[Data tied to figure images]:

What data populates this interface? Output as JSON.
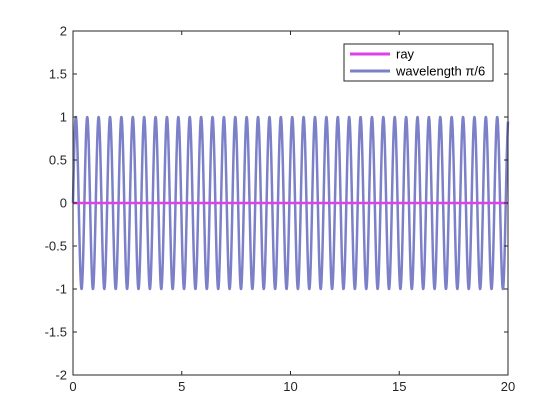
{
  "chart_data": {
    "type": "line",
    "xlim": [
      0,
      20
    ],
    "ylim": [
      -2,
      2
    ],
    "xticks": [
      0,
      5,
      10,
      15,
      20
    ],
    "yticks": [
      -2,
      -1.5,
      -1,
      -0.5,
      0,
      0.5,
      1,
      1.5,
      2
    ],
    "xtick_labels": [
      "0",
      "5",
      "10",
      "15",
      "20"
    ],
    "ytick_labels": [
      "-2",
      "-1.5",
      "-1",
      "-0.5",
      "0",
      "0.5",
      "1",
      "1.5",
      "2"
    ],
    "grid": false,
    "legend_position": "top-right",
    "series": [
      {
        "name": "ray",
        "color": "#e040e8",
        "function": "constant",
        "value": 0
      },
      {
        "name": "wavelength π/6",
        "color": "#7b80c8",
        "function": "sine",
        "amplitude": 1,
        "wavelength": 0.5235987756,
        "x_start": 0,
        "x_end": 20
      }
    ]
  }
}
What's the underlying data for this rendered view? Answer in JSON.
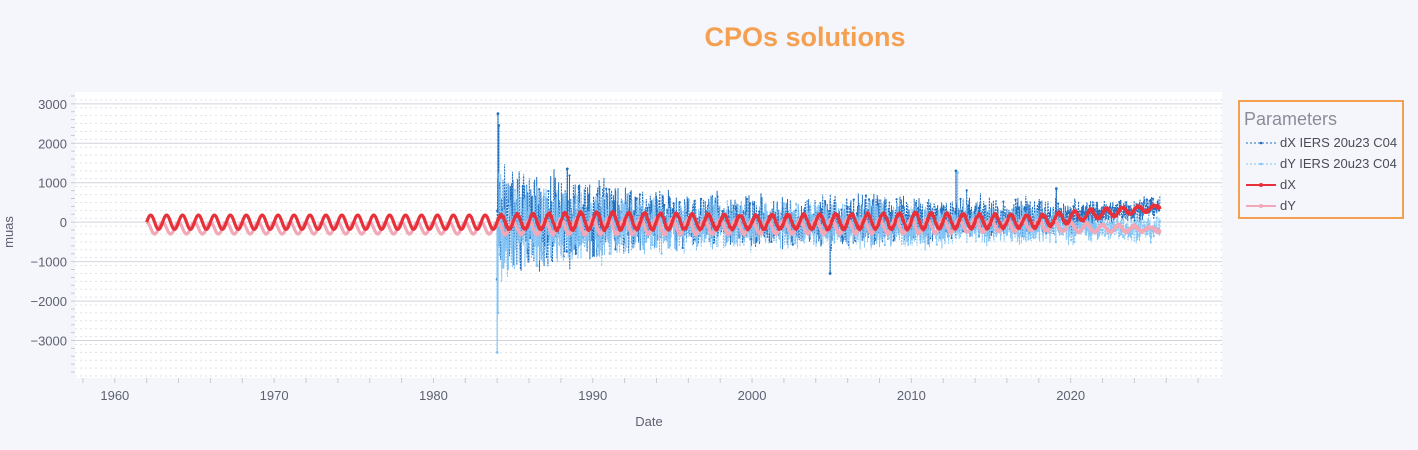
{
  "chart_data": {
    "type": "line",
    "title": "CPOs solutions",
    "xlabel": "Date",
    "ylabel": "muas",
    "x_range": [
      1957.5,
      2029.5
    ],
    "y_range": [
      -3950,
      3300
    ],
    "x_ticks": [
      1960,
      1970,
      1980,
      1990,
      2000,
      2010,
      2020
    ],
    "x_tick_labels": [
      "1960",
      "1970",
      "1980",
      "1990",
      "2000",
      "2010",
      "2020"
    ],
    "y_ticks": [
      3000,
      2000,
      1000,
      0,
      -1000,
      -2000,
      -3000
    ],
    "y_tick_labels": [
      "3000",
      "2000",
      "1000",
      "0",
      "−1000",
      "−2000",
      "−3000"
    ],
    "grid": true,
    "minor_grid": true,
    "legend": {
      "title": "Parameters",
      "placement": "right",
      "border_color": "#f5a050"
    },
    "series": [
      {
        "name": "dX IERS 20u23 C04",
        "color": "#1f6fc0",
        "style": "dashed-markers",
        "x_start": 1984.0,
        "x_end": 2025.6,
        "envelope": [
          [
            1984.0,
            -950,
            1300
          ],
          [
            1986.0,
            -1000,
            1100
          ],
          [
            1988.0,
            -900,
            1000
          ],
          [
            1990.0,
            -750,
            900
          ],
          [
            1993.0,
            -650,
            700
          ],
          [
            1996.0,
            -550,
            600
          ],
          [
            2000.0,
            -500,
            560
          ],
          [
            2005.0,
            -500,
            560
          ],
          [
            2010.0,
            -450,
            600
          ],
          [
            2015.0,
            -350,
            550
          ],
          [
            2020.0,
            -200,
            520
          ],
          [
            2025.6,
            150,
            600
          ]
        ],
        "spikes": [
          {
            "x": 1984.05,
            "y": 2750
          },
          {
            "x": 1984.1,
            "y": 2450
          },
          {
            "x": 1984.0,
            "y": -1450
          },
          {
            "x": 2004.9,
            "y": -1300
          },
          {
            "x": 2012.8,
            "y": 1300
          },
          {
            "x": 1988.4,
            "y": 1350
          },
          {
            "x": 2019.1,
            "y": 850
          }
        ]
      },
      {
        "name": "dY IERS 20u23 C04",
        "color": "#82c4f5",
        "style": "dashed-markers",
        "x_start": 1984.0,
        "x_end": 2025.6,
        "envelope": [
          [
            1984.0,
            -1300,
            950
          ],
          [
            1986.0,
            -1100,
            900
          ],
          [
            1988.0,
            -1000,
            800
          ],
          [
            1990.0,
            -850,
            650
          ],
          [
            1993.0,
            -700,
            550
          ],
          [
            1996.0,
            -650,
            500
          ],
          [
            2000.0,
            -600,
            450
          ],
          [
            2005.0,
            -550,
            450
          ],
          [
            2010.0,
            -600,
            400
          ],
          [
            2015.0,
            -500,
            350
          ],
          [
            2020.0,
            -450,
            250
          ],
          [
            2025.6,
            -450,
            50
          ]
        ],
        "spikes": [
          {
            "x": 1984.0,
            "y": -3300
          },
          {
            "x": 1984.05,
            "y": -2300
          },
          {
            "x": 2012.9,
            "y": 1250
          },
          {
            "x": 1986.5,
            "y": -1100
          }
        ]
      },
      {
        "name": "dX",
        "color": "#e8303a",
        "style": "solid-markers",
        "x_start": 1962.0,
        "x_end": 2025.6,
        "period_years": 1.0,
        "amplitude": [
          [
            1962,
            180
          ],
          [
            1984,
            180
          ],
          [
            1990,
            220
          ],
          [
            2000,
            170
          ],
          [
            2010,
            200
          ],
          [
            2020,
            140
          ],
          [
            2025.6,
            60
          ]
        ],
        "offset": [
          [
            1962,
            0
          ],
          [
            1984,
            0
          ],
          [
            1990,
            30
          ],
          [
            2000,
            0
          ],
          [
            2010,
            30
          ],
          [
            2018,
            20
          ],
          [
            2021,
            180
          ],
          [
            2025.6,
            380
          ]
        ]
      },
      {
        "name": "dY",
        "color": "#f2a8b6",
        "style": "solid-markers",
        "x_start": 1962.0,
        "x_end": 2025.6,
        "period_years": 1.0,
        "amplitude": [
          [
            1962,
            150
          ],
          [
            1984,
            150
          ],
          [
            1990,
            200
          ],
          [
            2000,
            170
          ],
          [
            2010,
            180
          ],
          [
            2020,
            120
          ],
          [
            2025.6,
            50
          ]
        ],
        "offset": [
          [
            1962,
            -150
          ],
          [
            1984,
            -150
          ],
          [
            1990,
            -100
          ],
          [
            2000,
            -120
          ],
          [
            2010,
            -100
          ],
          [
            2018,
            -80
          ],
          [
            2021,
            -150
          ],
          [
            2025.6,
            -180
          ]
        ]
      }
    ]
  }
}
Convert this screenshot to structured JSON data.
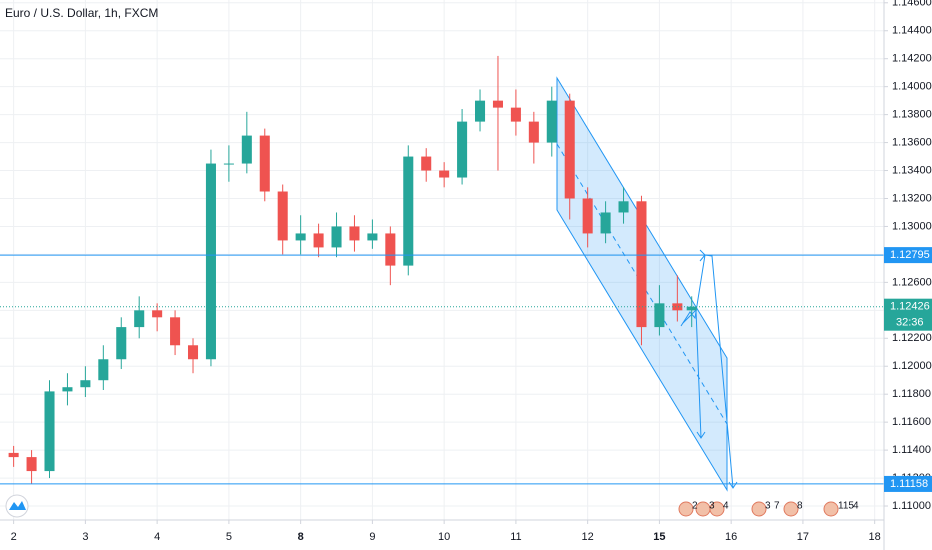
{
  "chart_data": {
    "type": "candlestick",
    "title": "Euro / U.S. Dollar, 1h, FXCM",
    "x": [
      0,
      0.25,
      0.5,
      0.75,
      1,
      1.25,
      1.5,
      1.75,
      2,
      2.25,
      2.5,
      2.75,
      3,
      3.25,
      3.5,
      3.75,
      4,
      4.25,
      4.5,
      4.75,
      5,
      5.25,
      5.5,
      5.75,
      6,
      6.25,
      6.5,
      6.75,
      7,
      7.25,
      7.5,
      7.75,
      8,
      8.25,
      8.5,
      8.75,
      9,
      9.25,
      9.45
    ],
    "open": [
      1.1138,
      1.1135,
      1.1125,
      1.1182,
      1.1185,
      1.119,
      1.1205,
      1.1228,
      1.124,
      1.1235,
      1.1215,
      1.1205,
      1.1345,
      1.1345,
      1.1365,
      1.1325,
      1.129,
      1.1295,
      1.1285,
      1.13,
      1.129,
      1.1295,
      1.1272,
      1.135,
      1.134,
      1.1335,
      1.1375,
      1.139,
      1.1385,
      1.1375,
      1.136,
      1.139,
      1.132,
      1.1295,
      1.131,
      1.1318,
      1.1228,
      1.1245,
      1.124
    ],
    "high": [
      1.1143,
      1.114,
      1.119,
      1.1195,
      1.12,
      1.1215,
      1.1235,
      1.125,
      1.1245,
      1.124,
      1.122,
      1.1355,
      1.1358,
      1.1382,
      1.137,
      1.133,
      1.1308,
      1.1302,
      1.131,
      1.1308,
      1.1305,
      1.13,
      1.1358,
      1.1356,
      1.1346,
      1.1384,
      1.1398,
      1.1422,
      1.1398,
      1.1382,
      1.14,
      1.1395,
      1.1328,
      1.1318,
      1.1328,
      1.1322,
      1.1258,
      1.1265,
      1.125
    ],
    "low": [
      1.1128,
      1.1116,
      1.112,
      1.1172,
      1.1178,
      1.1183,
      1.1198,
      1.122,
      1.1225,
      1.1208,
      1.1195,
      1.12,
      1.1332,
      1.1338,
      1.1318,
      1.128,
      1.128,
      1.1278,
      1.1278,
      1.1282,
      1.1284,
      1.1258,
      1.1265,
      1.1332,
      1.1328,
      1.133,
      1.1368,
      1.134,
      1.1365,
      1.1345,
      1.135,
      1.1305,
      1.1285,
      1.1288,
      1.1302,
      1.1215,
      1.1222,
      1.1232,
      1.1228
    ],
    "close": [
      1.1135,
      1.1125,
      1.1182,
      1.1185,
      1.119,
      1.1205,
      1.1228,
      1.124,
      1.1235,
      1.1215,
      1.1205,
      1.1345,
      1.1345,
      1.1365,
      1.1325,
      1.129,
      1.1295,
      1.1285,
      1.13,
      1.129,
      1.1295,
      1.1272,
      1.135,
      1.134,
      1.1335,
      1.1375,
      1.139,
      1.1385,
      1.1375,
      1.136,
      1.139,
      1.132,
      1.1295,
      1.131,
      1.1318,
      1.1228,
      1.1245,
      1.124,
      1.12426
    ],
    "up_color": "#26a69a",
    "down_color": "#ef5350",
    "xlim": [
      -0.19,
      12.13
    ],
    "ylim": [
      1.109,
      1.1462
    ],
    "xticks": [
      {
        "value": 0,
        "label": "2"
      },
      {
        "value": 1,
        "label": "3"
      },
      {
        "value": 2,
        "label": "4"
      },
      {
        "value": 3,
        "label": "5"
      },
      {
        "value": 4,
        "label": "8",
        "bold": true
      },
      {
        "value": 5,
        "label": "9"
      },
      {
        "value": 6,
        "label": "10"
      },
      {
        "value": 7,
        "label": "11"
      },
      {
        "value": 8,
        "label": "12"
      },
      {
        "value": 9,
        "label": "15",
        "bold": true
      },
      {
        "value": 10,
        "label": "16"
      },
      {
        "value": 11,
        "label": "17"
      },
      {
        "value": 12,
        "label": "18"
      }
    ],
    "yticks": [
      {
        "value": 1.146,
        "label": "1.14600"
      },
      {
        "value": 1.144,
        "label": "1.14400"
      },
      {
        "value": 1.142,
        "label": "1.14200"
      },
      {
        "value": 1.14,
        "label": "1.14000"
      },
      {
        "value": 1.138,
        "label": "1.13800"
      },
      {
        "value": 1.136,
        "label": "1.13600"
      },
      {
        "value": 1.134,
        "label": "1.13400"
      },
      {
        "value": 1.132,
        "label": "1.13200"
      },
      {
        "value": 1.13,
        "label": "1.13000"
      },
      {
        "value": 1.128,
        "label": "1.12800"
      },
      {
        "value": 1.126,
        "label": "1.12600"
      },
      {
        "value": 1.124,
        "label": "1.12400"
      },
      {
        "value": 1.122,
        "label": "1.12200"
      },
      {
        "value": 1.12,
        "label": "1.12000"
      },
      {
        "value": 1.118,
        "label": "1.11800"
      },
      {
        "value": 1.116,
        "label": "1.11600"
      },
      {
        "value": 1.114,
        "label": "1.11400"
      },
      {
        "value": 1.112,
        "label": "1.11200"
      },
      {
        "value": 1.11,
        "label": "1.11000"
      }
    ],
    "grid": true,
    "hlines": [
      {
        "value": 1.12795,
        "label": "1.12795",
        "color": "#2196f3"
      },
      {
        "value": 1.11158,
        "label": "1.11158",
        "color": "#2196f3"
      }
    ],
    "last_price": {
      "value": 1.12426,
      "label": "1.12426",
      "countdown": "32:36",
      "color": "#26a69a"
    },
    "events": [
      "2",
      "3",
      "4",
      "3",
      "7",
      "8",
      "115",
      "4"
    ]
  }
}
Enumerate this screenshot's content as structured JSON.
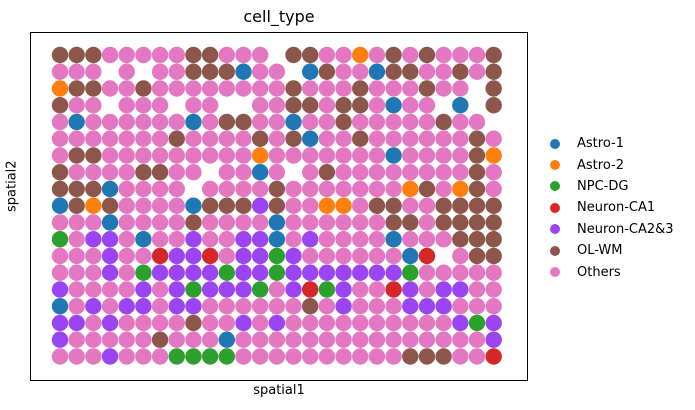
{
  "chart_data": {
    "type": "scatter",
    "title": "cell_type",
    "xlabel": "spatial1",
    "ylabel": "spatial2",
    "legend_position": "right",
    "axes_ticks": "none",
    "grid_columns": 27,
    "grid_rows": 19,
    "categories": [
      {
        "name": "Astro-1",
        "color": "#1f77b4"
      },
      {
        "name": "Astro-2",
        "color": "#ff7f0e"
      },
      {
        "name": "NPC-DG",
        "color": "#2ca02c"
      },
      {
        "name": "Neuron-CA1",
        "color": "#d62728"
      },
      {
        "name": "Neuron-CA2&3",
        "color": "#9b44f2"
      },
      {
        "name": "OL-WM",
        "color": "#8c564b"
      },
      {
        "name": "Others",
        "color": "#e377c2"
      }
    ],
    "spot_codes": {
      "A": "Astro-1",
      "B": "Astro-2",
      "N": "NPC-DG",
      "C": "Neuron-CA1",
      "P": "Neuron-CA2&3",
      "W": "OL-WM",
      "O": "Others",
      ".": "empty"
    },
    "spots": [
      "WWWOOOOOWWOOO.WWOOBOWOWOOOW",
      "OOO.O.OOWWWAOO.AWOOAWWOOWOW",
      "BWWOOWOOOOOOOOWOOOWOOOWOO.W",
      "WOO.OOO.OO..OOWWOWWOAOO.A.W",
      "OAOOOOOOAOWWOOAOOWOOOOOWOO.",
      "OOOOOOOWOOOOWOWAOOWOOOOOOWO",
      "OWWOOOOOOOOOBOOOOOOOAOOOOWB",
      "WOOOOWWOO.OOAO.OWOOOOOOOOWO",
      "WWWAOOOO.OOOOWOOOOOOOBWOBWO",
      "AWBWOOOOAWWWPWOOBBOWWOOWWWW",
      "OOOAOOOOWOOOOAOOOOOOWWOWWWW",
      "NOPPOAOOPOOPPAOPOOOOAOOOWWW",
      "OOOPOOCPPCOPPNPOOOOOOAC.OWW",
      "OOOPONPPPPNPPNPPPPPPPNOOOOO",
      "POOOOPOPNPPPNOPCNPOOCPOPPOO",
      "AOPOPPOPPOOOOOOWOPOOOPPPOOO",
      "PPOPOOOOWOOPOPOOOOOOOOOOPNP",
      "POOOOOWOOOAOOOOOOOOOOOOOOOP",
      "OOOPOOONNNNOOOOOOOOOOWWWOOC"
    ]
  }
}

[WHAT YOU SHOULD DO]: Find "title". Copy every line it occurs in.

[RESPONSE FOR THIS EXERCISE]:
    "title": "CPOs solutions",
      "title": "Parameters",
    "title": "Euro / U.S. Dollar, 1h, FXCM",
    "title": "cell_type",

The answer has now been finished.